#### WHAT YOU NEED TO DO
Give the data a second time, exactly and in full.

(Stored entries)
"""
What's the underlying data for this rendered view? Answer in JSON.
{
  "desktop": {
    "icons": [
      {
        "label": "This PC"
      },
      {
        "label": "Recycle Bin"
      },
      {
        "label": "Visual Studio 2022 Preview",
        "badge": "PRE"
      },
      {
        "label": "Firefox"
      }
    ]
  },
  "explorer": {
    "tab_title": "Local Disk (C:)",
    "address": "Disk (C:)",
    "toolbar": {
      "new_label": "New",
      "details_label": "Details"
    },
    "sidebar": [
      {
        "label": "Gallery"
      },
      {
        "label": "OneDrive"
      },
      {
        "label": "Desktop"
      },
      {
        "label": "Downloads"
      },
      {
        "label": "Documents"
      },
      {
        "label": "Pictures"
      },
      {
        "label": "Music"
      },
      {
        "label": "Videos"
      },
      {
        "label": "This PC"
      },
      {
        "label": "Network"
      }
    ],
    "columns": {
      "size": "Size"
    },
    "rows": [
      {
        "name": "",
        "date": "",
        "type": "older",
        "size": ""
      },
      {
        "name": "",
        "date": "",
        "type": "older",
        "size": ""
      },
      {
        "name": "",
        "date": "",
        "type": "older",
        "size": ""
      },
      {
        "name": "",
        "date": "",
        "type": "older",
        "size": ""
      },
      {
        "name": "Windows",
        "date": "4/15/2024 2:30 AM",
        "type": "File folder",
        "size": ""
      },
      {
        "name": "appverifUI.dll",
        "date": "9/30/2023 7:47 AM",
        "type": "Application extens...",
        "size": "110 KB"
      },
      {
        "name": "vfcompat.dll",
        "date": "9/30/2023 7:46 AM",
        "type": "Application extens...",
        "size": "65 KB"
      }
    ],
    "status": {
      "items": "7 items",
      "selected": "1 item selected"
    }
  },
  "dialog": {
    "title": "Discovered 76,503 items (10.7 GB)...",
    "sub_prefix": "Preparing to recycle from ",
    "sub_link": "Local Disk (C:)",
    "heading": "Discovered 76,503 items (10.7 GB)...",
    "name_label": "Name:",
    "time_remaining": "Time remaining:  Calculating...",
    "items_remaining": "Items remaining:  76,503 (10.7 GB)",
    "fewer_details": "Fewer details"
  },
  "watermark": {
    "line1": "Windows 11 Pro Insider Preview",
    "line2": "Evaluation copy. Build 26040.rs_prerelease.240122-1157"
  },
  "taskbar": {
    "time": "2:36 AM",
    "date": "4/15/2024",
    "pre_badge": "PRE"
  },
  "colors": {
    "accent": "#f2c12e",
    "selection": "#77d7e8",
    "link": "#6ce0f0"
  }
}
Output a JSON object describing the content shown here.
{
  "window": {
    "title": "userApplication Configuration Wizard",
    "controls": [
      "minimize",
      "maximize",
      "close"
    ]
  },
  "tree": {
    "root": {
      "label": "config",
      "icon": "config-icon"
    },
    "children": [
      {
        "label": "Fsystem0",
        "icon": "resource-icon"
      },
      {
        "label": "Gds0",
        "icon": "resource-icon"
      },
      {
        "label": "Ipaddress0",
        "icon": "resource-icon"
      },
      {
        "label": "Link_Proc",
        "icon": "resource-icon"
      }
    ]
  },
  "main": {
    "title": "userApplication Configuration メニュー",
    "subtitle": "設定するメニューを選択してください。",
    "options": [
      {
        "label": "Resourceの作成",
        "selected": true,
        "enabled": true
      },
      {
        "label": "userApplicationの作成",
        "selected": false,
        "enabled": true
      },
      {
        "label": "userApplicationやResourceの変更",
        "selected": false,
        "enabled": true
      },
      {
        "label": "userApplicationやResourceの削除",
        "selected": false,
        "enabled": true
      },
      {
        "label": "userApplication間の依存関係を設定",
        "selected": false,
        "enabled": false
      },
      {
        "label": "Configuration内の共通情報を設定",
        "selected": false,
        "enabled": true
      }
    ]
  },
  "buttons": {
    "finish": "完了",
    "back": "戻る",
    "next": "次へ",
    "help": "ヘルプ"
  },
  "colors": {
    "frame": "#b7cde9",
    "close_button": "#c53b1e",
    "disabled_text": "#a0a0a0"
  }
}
"""
#### RESPONSE
What's the underlying data for this rendered view? Answer in JSON.
{
  "desktop": {
    "icons": [
      {
        "label": "This PC"
      },
      {
        "label": "Recycle Bin"
      },
      {
        "label": "Visual Studio 2022 Preview",
        "badge": "PRE"
      },
      {
        "label": "Firefox"
      }
    ]
  },
  "explorer": {
    "tab_title": "Local Disk (C:)",
    "address": "Disk (C:)",
    "toolbar": {
      "new_label": "New",
      "details_label": "Details"
    },
    "sidebar": [
      {
        "label": "Gallery"
      },
      {
        "label": "OneDrive"
      },
      {
        "label": "Desktop"
      },
      {
        "label": "Downloads"
      },
      {
        "label": "Documents"
      },
      {
        "label": "Pictures"
      },
      {
        "label": "Music"
      },
      {
        "label": "Videos"
      },
      {
        "label": "This PC"
      },
      {
        "label": "Network"
      }
    ],
    "columns": {
      "size": "Size"
    },
    "rows": [
      {
        "name": "",
        "date": "",
        "type": "older",
        "size": ""
      },
      {
        "name": "",
        "date": "",
        "type": "older",
        "size": ""
      },
      {
        "name": "",
        "date": "",
        "type": "older",
        "size": ""
      },
      {
        "name": "",
        "date": "",
        "type": "older",
        "size": ""
      },
      {
        "name": "Windows",
        "date": "4/15/2024 2:30 AM",
        "type": "File folder",
        "size": ""
      },
      {
        "name": "appverifUI.dll",
        "date": "9/30/2023 7:47 AM",
        "type": "Application extens...",
        "size": "110 KB"
      },
      {
        "name": "vfcompat.dll",
        "date": "9/30/2023 7:46 AM",
        "type": "Application extens...",
        "size": "65 KB"
      }
    ],
    "status": {
      "items": "7 items",
      "selected": "1 item selected"
    }
  },
  "dialog": {
    "title": "Discovered 76,503 items (10.7 GB)...",
    "sub_prefix": "Preparing to recycle from ",
    "sub_link": "Local Disk (C:)",
    "heading": "Discovered 76,503 items (10.7 GB)...",
    "name_label": "Name:",
    "time_remaining": "Time remaining:  Calculating...",
    "items_remaining": "Items remaining:  76,503 (10.7 GB)",
    "fewer_details": "Fewer details"
  },
  "watermark": {
    "line1": "Windows 11 Pro Insider Preview",
    "line2": "Evaluation copy. Build 26040.rs_prerelease.240122-1157"
  },
  "taskbar": {
    "time": "2:36 AM",
    "date": "4/15/2024",
    "pre_badge": "PRE"
  },
  "colors": {
    "accent": "#f2c12e",
    "selection": "#77d7e8",
    "link": "#6ce0f0"
  }
}
Output a JSON object describing the content shown here.
{
  "window": {
    "title": "userApplication Configuration Wizard",
    "controls": [
      "minimize",
      "maximize",
      "close"
    ]
  },
  "tree": {
    "root": {
      "label": "config",
      "icon": "config-icon"
    },
    "children": [
      {
        "label": "Fsystem0",
        "icon": "resource-icon"
      },
      {
        "label": "Gds0",
        "icon": "resource-icon"
      },
      {
        "label": "Ipaddress0",
        "icon": "resource-icon"
      },
      {
        "label": "Link_Proc",
        "icon": "resource-icon"
      }
    ]
  },
  "main": {
    "title": "userApplication Configuration メニュー",
    "subtitle": "設定するメニューを選択してください。",
    "options": [
      {
        "label": "Resourceの作成",
        "selected": true,
        "enabled": true
      },
      {
        "label": "userApplicationの作成",
        "selected": false,
        "enabled": true
      },
      {
        "label": "userApplicationやResourceの変更",
        "selected": false,
        "enabled": true
      },
      {
        "label": "userApplicationやResourceの削除",
        "selected": false,
        "enabled": true
      },
      {
        "label": "userApplication間の依存関係を設定",
        "selected": false,
        "enabled": false
      },
      {
        "label": "Configuration内の共通情報を設定",
        "selected": false,
        "enabled": true
      }
    ]
  },
  "buttons": {
    "finish": "完了",
    "back": "戻る",
    "next": "次へ",
    "help": "ヘルプ"
  },
  "colors": {
    "frame": "#b7cde9",
    "close_button": "#c53b1e",
    "disabled_text": "#a0a0a0"
  }
}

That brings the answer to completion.